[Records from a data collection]
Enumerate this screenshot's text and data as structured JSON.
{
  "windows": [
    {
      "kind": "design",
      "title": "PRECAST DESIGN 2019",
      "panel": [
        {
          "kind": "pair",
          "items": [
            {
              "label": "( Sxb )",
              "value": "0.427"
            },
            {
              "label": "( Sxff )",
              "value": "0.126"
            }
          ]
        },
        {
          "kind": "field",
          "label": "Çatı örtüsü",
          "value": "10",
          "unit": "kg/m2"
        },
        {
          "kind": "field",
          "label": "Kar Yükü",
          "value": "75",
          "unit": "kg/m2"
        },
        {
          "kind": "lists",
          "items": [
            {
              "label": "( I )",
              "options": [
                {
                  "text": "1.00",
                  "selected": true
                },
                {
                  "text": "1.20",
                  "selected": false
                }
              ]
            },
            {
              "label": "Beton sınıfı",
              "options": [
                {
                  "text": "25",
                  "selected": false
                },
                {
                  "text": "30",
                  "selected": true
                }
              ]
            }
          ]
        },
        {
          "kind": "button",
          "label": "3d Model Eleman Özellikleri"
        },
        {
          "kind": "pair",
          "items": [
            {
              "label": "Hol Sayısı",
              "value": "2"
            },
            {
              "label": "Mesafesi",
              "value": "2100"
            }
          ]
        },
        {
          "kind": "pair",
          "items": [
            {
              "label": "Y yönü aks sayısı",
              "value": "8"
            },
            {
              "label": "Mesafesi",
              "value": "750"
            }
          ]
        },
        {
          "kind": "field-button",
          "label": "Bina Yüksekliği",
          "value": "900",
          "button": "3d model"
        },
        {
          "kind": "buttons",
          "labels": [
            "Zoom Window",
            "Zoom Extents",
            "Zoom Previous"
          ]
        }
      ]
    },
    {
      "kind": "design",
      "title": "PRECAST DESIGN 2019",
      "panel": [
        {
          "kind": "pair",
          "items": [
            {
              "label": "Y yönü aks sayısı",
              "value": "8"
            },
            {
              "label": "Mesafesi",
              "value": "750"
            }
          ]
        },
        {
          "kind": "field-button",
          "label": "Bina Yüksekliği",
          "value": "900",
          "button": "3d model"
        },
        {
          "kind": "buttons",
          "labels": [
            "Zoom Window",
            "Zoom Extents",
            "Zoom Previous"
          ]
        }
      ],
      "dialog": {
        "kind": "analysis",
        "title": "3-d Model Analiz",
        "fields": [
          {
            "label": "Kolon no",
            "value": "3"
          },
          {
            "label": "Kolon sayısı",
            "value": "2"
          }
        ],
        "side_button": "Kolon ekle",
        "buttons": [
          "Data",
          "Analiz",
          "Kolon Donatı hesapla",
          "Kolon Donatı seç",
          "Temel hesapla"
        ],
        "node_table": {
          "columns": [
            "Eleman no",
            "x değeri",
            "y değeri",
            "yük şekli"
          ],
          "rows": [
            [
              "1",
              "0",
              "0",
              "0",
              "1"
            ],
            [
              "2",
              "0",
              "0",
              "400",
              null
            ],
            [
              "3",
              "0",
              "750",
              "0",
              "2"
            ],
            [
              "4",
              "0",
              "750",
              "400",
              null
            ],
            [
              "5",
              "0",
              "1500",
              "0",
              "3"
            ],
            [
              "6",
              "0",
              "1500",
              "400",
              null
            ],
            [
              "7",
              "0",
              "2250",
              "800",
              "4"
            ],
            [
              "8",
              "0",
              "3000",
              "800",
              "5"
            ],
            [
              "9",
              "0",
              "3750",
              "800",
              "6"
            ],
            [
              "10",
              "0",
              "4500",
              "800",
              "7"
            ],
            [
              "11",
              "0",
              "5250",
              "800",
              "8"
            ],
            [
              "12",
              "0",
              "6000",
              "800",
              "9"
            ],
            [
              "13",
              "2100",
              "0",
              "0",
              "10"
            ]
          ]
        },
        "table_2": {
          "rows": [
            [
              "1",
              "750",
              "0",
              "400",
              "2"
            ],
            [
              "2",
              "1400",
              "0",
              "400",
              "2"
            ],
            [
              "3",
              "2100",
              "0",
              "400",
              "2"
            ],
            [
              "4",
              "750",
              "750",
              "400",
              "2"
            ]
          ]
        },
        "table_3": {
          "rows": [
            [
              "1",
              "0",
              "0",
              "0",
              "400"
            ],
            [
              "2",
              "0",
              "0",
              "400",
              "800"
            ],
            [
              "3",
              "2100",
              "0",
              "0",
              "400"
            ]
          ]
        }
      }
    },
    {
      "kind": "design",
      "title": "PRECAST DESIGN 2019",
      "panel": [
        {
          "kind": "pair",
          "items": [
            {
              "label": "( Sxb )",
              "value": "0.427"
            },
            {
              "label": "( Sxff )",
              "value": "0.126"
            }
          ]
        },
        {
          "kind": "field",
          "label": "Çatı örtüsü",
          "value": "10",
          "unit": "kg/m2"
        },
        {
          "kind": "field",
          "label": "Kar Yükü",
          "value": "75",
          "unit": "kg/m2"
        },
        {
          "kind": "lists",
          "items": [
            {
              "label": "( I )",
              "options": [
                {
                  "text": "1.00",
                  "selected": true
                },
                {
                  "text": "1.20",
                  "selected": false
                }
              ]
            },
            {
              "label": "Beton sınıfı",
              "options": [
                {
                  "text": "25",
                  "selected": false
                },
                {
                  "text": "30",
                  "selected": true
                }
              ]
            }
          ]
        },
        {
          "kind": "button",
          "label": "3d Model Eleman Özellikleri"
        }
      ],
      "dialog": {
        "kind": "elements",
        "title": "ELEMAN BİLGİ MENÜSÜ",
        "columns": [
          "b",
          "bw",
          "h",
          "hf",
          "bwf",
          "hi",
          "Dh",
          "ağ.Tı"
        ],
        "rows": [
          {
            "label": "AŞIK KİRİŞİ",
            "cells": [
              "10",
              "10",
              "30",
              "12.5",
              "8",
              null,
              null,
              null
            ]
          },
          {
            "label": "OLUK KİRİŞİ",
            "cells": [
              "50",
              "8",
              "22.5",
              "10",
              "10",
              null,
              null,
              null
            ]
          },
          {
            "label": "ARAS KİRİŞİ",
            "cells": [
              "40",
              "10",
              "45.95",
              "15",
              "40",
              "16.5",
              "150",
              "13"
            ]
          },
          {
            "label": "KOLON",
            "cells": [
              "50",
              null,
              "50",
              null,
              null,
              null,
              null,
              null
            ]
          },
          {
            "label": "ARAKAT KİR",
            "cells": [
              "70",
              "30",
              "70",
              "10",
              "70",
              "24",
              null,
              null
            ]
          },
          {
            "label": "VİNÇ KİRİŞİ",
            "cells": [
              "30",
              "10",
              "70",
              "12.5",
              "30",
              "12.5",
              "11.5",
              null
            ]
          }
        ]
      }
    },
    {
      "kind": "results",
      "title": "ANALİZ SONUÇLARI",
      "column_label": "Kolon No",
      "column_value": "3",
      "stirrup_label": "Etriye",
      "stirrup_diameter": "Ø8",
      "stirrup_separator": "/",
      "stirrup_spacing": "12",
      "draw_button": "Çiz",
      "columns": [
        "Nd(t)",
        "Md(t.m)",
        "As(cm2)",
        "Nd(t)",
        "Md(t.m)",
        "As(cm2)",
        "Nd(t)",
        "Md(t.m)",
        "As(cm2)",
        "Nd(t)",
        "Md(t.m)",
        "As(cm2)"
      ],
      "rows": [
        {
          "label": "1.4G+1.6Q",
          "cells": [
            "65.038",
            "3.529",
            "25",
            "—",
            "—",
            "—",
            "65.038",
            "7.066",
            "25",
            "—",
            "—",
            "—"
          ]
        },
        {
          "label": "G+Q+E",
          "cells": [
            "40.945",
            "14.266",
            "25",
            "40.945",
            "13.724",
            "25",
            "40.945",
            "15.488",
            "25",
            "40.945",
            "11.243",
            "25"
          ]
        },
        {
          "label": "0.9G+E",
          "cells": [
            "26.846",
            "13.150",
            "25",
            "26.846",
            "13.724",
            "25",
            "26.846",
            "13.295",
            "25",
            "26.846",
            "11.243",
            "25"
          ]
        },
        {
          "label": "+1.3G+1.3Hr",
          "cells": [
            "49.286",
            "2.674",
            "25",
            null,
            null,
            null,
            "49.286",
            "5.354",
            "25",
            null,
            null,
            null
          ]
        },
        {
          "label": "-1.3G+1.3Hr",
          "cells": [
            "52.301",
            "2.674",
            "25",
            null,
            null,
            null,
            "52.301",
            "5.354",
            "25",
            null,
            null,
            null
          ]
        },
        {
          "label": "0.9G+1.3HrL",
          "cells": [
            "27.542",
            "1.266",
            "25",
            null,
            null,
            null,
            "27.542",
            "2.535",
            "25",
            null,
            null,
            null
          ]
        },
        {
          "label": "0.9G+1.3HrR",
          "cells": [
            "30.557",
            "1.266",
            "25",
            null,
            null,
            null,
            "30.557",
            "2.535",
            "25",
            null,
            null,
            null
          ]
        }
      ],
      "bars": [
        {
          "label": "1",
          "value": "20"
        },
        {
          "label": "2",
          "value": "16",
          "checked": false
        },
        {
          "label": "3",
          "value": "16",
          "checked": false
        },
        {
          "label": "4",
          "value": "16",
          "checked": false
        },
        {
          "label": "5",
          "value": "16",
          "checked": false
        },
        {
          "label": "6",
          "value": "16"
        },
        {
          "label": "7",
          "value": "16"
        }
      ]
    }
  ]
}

YOUR GOAL:
Using the material above, report each line where "KİRİŞİ" occurs.

FINISHED TASK:
            "label": "AŞIK KİRİŞİ",
            "label": "OLUK KİRİŞİ",
            "label": "ARAS KİRİŞİ",
            "label": "VİNÇ KİRİŞİ",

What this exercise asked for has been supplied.